-- Start --
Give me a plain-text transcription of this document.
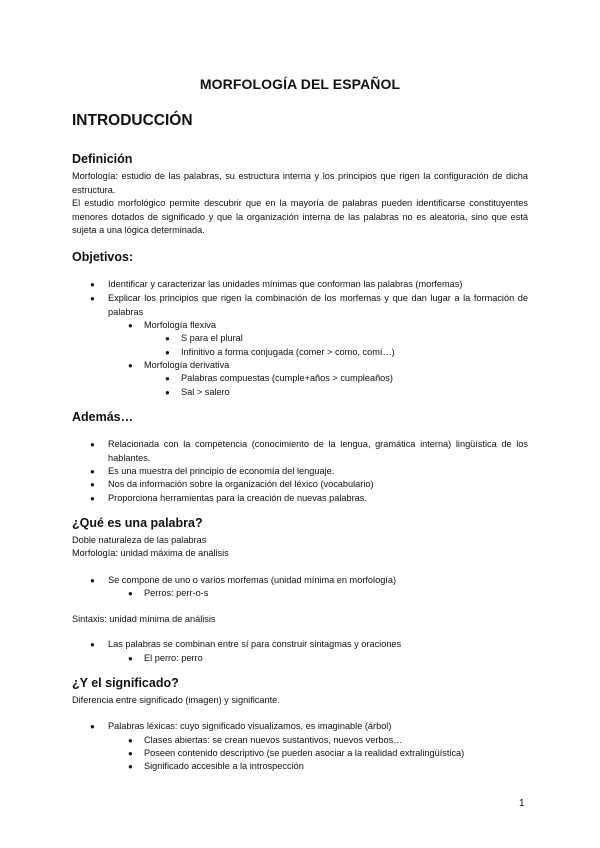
MORFOLOGÍA DEL ESPAÑOL
INTRODUCCIÓN
Definición
Morfología: estudio de las palabras, su estructura interna y los principios que rigen la configuración de dicha estructura.
El estudio morfológico permite descubrir que en la mayoría de palabras pueden identificarse constituyentes menores dotados de significado y que la organización interna de las palabras no es aleatoria, sino que está sujeta a una lógica determinada.
Objetivos:
● Identificar y caracterizar las unidades mínimas que conforman las palabras (morfemas)
● Explicar los principios que rigen la combinación de los morfemas y que dan lugar a la formación de palabras
● Morfología flexiva
● S para el plural
● Infinitivo a forma conjugada (comer > como, comí…)
● Morfología derivativa
● Palabras compuestas (cumple+años > cumpleaños)
● Sal > salero
Además…
● Relacionada con la competencia (conocimiento de la lengua, gramática interna) lingüística de los hablantes.
● Es una muestra del principio de economía del lenguaje.
● Nos da información sobre la organización del léxico (vocabulario)
● Proporciona herramientas para la creación de nuevas palabras.
¿Qué es una palabra?
Doble naturaleza de las palabras
Morfología: unidad máxima de análisis
● Se compone de uno o varios morfemas (unidad mínima en morfología)
● Perros: perr-o-s
Sintaxis: unidad mínima de análisis
● Las palabras se combinan entre sí para construir sintagmas y oraciones
● El perro: perro
¿Y el significado?
Diferencia entre significado (imagen) y significante.
● Palabras léxicas: cuyo significado visualizamos, es imaginable (árbol)
● Clases abiertas: se crean nuevos sustantivos, nuevos verbos…
● Poseen contenido descriptivo (se pueden asociar a la realidad extralingüística)
● Significado accesible a la introspección
1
-- End --
■ Requirement ■
Print all of the entries word for word. Skip any images they contain.

■ Task result ■
Give me a plain-text transcription of this document.
MORFOLOGÍA DEL ESPAÑOL
INTRODUCCIÓN
Definición
Morfología: estudio de las palabras, su estructura interna y los principios que rigen la configuración de dicha estructura.
El estudio morfológico permite descubrir que en la mayoría de palabras pueden identificarse constituyentes menores dotados de significado y que la organización interna de las palabras no es aleatoria, sino que está sujeta a una lógica determinada.
Objetivos:
● Identificar y caracterizar las unidades mínimas que conforman las palabras (morfemas)
● Explicar los principios que rigen la combinación de los morfemas y que dan lugar a la formación de palabras
● Morfología flexiva
● S para el plural
● Infinitivo a forma conjugada (comer > como, comí…)
● Morfología derivativa
● Palabras compuestas (cumple+años > cumpleaños)
● Sal > salero
Además…
● Relacionada con la competencia (conocimiento de la lengua, gramática interna) lingüística de los hablantes.
● Es una muestra del principio de economía del lenguaje.
● Nos da información sobre la organización del léxico (vocabulario)
● Proporciona herramientas para la creación de nuevas palabras.
¿Qué es una palabra?
Doble naturaleza de las palabras
Morfología: unidad máxima de análisis
● Se compone de uno o varios morfemas (unidad mínima en morfología)
● Perros: perr-o-s
Sintaxis: unidad mínima de análisis
● Las palabras se combinan entre sí para construir sintagmas y oraciones
● El perro: perro
¿Y el significado?
Diferencia entre significado (imagen) y significante.
● Palabras léxicas: cuyo significado visualizamos, es imaginable (árbol)
● Clases abiertas: se crean nuevos sustantivos, nuevos verbos…
● Poseen contenido descriptivo (se pueden asociar a la realidad extralingüística)
● Significado accesible a la introspección
1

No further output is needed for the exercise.